● **Work to be completed**: Copy out all the lines where "JSON" shows up.

————————

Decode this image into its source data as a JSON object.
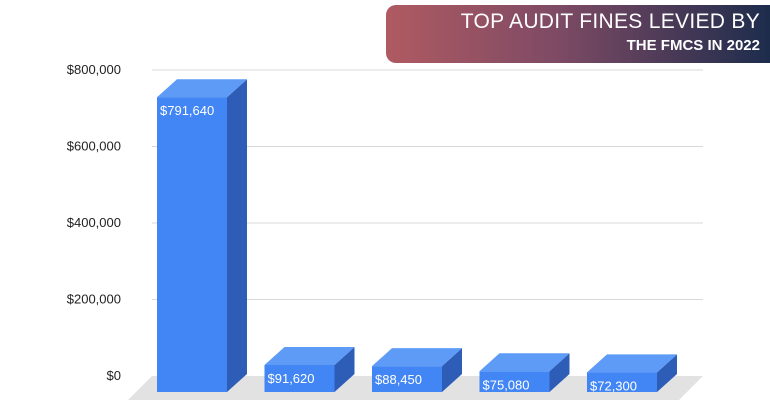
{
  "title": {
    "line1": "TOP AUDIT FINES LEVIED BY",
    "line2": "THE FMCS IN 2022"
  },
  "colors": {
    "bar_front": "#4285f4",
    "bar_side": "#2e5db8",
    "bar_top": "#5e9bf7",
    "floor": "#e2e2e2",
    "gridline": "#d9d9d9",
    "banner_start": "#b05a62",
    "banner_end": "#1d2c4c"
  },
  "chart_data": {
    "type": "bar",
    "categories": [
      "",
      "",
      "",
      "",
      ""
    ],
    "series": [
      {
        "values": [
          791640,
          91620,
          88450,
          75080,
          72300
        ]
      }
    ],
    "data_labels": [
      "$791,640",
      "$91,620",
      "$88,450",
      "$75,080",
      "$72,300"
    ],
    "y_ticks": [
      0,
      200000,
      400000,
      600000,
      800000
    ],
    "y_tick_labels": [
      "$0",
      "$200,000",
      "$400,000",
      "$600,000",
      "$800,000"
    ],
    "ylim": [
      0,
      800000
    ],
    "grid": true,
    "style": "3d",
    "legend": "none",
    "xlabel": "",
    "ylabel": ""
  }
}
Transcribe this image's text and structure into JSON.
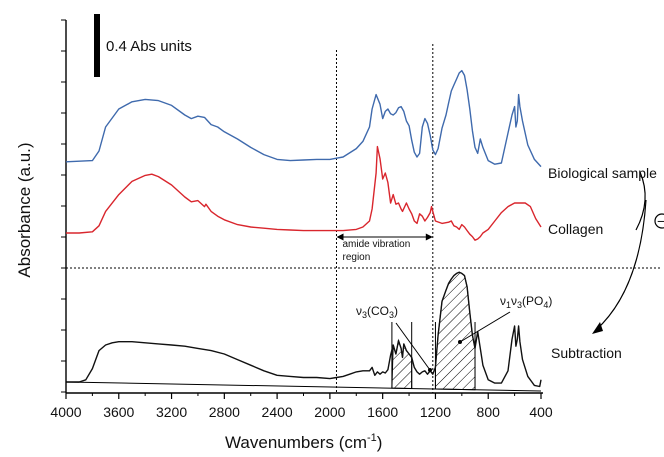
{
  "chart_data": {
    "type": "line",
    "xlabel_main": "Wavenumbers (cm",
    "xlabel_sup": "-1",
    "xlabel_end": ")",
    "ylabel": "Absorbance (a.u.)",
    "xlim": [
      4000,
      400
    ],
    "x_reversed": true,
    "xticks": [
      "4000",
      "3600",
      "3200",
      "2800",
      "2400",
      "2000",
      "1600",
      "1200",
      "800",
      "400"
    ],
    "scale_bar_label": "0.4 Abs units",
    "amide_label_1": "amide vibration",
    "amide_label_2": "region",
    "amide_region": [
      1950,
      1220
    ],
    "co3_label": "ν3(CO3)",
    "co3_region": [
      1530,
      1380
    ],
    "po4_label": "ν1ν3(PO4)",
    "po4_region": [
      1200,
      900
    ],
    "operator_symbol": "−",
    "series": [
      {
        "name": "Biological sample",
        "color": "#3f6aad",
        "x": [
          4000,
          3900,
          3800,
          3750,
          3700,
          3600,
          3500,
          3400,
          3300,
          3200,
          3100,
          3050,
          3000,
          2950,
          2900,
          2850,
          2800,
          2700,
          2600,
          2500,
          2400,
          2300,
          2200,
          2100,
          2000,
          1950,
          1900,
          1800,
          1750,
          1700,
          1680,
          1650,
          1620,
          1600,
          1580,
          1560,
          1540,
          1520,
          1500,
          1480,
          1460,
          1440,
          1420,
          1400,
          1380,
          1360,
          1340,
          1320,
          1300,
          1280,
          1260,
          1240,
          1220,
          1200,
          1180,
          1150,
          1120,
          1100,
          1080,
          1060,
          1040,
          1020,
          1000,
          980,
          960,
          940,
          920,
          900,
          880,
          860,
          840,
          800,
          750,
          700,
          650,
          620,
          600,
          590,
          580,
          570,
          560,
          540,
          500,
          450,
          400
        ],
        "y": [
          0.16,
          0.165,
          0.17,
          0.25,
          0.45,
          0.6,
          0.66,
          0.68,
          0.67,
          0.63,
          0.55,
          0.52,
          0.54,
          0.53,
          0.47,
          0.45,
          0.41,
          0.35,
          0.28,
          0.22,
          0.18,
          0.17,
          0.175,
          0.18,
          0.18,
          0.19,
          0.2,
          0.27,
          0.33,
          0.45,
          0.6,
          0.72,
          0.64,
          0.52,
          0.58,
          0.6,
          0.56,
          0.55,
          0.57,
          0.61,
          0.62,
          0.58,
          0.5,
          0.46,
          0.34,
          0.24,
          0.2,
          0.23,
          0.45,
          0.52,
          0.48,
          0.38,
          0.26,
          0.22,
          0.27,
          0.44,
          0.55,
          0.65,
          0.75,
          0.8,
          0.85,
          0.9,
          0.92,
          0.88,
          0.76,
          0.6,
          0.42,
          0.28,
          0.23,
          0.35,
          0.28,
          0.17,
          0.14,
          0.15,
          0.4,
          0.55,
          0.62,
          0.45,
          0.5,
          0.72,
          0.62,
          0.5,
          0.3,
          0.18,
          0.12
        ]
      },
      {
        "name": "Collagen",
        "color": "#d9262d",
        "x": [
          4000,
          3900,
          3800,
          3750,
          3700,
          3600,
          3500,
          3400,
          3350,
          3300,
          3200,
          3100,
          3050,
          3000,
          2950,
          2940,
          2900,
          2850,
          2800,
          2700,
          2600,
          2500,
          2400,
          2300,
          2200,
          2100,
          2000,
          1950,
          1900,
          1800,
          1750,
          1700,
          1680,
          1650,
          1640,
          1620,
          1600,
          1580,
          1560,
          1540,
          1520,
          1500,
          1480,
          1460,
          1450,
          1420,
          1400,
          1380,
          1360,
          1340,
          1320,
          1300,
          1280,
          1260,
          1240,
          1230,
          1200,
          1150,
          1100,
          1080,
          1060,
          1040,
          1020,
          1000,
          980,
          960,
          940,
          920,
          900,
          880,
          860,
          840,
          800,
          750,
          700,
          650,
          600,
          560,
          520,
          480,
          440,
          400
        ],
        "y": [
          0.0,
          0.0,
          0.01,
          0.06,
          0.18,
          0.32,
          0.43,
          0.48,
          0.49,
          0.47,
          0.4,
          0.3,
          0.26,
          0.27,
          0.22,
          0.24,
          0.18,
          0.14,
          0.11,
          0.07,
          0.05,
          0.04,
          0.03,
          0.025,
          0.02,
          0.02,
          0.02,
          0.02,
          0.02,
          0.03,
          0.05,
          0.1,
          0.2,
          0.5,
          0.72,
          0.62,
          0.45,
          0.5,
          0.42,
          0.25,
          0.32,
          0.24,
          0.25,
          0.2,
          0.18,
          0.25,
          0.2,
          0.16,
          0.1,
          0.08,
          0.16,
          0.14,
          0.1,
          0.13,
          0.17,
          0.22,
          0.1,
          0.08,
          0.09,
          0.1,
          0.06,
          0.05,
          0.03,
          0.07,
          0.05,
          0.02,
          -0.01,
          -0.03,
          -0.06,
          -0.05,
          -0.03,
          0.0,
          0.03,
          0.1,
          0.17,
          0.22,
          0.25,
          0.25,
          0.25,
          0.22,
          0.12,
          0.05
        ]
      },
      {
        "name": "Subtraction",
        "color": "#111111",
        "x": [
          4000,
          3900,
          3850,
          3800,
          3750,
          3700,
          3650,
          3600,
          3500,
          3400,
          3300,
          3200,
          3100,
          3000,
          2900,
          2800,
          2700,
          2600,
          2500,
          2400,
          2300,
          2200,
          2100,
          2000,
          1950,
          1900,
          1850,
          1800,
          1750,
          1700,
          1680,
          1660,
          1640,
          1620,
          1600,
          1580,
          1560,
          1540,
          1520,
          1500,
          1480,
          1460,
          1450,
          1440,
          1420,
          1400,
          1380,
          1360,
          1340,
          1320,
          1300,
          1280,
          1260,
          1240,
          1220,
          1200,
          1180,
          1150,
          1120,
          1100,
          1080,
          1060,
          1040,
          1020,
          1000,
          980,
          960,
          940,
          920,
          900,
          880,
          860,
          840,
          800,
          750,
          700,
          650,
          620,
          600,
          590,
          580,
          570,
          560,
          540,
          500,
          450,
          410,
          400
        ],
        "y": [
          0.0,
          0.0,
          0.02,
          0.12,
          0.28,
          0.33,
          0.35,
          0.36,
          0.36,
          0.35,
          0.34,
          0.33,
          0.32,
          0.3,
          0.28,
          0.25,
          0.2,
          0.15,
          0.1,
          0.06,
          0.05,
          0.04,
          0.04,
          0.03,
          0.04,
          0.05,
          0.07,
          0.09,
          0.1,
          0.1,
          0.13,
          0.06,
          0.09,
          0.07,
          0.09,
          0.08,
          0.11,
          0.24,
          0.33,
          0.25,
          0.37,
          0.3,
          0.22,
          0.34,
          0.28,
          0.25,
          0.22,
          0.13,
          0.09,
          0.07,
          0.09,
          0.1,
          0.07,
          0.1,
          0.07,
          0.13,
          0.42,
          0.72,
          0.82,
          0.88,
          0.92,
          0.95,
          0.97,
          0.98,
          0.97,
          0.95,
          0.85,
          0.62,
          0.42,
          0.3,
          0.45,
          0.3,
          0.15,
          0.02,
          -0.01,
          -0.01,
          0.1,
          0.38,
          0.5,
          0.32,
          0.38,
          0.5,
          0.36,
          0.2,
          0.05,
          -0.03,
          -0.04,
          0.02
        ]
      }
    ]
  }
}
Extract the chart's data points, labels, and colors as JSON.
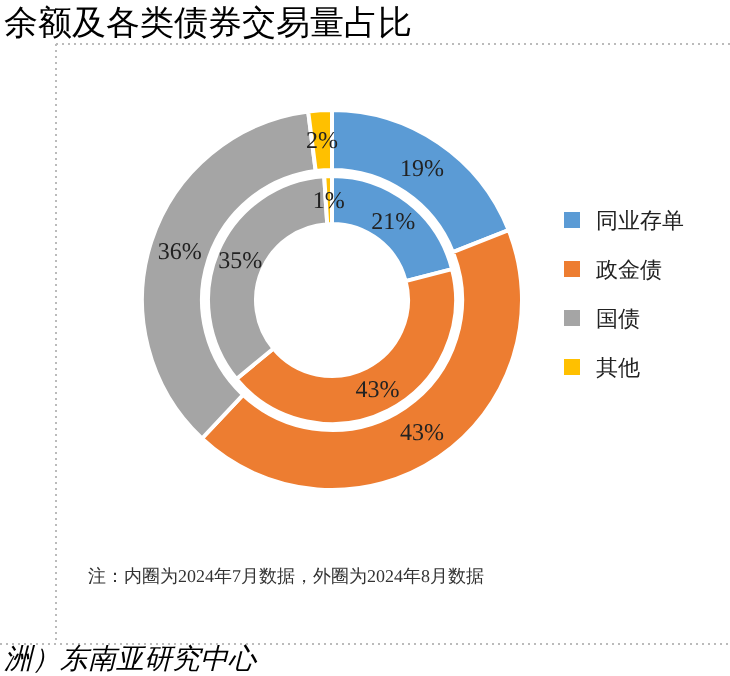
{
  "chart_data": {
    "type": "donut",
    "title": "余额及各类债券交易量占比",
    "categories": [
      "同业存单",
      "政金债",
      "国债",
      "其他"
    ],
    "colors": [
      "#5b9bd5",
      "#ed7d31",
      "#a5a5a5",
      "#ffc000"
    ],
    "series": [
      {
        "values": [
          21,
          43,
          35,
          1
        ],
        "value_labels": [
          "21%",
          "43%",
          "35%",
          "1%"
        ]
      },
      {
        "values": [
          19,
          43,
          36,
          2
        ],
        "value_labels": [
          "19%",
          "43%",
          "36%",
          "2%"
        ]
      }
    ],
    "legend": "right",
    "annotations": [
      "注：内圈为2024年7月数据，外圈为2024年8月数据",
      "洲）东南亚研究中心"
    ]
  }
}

————————

● **Exercise output**:
Decode this image into its source data as a JSON object.
Transcribe this image's text and structure into JSON.
Extract the chart's data points, labels, and colors as JSON.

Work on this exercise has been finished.